» Task details
Reproduce each line bearing the word "Центре".

» Dataset excerpts
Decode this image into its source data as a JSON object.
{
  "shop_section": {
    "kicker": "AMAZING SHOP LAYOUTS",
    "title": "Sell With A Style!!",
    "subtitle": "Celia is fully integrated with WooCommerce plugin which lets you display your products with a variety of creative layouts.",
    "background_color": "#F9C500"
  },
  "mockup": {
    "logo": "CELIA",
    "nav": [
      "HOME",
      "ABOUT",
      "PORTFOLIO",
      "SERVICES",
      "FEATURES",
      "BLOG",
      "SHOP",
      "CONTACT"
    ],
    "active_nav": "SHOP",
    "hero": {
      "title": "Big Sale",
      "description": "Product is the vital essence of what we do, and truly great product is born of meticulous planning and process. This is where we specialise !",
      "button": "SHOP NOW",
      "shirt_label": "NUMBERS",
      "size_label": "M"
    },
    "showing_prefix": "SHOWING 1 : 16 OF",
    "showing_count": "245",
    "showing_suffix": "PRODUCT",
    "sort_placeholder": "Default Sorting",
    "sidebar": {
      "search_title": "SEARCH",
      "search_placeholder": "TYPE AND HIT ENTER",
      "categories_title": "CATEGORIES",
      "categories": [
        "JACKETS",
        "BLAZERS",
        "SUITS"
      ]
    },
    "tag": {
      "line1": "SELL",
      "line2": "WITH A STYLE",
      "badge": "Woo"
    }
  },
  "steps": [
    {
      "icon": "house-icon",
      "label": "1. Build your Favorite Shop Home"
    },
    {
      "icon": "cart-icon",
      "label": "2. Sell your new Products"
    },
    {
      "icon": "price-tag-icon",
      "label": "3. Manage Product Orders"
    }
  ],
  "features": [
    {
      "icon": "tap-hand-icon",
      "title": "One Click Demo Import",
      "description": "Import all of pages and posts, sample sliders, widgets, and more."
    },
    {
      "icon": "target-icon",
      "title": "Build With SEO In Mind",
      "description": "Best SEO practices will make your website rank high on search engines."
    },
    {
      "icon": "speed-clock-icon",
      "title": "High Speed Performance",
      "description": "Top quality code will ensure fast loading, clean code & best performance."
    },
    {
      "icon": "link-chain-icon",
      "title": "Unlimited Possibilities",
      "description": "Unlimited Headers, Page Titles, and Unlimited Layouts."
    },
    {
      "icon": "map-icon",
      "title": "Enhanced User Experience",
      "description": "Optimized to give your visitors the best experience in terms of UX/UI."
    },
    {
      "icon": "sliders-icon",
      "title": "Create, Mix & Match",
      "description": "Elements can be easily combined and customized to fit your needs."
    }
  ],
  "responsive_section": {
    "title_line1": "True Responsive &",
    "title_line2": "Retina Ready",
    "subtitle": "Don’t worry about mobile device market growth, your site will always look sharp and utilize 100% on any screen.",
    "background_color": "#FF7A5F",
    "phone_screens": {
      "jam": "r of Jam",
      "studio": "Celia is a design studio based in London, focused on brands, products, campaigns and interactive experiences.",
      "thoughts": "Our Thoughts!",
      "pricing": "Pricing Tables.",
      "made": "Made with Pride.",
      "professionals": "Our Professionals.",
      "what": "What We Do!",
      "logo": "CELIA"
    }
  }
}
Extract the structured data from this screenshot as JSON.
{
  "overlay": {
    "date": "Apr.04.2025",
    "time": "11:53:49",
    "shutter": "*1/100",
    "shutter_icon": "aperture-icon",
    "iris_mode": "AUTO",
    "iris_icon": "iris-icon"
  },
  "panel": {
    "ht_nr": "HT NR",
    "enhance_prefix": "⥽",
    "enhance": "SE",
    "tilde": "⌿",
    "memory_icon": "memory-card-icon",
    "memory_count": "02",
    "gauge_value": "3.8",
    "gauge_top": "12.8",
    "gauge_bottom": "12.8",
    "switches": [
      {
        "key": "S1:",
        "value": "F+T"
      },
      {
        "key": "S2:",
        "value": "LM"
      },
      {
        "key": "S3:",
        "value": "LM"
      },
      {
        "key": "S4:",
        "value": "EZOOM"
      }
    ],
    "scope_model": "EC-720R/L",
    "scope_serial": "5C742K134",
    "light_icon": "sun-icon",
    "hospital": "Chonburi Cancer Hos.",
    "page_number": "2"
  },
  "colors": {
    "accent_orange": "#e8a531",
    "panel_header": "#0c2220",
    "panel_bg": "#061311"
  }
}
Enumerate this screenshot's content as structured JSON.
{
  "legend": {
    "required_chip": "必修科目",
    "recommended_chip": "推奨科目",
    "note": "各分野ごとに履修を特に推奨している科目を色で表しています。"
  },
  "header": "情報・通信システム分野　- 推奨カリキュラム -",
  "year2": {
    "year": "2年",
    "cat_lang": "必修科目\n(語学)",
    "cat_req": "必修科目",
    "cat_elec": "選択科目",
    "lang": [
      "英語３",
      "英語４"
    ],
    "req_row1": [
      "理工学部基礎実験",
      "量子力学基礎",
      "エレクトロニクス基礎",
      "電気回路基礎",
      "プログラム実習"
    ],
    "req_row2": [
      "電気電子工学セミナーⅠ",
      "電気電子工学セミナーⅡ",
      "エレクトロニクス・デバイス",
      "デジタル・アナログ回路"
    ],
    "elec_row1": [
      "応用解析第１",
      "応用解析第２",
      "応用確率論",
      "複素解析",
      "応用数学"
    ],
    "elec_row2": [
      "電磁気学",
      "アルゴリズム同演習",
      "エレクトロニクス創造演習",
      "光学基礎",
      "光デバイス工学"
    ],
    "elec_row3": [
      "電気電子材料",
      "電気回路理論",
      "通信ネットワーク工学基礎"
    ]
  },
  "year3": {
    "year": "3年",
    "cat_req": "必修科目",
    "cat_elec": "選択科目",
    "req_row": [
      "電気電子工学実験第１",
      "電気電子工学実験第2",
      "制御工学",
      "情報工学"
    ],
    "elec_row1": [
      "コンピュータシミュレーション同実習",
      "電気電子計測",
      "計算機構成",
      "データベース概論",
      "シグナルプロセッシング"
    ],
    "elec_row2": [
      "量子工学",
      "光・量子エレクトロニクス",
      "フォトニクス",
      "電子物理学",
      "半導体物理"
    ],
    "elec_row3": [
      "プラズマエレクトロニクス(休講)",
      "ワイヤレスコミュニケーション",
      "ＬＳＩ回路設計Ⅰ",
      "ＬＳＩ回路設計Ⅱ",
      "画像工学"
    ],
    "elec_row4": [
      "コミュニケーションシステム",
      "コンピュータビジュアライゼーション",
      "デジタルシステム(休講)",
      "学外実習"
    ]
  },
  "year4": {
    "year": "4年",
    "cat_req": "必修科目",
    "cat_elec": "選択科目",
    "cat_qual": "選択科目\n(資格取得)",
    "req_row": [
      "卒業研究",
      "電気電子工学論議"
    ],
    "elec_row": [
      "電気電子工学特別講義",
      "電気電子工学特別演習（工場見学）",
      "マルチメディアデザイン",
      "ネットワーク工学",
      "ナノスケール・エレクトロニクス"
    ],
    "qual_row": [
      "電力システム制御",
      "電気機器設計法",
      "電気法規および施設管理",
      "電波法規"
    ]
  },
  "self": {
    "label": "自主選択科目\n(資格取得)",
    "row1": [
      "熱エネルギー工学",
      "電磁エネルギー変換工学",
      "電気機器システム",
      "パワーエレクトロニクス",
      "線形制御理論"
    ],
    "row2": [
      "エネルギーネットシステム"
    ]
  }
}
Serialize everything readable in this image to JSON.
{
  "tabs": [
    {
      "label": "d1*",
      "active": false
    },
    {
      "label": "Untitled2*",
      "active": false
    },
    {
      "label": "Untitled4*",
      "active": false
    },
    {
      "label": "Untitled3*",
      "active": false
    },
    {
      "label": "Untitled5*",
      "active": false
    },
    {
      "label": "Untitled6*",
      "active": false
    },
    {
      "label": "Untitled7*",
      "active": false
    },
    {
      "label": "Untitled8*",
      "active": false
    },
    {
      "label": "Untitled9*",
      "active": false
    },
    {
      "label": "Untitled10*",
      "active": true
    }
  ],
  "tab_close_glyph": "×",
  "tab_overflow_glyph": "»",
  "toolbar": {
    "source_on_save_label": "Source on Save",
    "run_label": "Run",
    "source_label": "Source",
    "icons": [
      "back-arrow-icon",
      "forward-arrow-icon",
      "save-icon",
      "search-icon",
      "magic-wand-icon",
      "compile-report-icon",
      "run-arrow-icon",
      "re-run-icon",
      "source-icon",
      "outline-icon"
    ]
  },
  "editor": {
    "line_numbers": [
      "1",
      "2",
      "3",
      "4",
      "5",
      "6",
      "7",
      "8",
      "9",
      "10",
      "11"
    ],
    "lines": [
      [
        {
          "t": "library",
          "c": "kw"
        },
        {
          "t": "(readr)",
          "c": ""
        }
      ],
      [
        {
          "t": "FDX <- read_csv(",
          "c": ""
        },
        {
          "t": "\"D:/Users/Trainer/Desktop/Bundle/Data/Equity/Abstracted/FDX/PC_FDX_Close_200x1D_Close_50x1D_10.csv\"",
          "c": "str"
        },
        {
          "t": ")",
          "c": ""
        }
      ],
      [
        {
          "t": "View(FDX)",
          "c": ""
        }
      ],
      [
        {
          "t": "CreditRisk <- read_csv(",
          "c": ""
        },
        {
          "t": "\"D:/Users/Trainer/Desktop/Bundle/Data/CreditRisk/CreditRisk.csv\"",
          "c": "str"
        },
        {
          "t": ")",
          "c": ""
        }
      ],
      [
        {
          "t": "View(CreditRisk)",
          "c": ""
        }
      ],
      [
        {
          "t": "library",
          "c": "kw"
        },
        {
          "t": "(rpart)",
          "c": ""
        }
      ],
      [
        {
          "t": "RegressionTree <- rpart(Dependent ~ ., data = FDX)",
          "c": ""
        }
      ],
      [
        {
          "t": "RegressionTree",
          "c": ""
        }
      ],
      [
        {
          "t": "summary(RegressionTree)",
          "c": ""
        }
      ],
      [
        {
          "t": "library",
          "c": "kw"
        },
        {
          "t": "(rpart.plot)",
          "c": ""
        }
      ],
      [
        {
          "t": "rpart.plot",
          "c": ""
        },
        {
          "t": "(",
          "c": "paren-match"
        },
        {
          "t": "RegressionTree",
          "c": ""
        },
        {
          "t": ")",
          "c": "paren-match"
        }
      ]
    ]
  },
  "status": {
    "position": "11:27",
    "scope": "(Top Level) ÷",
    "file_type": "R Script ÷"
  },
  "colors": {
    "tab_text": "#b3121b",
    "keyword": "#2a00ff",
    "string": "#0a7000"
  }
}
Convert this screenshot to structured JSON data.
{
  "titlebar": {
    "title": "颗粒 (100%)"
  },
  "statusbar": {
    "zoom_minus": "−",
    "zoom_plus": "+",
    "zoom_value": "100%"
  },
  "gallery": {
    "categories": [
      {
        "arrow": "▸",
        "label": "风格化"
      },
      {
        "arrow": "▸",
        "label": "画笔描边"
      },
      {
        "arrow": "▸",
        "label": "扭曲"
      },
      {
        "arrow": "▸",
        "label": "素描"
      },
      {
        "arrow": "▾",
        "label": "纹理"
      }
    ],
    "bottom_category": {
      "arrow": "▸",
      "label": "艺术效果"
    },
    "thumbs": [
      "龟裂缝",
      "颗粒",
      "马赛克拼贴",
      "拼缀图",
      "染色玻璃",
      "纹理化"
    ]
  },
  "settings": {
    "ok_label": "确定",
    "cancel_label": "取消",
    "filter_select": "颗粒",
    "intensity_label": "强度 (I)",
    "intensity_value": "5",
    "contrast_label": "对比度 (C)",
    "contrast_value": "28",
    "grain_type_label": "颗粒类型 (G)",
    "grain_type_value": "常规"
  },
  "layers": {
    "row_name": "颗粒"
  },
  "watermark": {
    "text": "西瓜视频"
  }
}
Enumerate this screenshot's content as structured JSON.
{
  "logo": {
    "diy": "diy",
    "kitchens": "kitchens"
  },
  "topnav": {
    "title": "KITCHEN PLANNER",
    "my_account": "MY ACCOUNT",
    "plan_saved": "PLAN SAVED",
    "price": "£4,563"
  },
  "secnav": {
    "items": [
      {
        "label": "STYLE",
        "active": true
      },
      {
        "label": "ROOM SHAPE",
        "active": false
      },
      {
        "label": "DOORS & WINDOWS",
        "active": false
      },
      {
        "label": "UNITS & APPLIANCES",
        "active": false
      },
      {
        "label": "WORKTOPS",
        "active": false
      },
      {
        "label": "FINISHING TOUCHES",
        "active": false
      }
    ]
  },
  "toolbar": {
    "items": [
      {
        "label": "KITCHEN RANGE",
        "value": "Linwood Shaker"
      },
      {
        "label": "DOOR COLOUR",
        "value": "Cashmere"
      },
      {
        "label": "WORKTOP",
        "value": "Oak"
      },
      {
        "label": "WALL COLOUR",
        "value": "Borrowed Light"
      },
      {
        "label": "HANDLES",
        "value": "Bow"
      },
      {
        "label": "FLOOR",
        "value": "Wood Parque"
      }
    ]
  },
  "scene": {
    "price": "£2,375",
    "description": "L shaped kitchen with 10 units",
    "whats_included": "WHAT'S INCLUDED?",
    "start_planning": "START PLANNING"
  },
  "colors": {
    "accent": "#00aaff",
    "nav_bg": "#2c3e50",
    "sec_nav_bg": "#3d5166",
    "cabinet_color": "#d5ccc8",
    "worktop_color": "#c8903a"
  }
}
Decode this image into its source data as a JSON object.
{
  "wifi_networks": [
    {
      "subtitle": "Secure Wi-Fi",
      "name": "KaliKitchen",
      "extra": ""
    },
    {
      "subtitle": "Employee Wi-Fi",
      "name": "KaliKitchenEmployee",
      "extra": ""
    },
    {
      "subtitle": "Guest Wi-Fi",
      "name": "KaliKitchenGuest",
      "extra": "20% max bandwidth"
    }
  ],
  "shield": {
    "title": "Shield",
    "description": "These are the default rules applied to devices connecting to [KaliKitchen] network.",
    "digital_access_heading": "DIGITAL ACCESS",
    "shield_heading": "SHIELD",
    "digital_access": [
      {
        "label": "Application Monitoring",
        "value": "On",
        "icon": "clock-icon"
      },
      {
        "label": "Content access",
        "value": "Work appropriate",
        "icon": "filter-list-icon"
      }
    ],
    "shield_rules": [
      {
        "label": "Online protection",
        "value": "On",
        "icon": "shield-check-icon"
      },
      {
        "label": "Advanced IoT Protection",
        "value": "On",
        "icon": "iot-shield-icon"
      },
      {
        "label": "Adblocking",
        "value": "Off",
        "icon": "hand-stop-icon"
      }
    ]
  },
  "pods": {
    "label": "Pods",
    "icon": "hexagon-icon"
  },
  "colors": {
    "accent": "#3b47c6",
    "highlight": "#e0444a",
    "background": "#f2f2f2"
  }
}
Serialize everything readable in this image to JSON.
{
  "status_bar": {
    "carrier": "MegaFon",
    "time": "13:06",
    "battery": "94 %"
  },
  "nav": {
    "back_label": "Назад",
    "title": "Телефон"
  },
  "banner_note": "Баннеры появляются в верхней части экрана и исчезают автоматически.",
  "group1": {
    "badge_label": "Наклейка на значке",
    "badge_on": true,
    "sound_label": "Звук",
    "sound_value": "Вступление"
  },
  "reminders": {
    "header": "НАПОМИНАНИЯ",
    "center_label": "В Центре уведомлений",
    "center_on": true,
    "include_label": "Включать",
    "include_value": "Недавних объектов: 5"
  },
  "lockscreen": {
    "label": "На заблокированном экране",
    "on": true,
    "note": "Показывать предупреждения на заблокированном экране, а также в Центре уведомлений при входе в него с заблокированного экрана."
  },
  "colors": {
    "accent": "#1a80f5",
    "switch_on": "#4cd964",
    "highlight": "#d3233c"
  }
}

» Task output
    "center_label": "В Центре уведомлений",
    "note": "Показывать предупреждения на заблокированном экране, а также в Центре уведомлений при входе в него с заблокированного экрана."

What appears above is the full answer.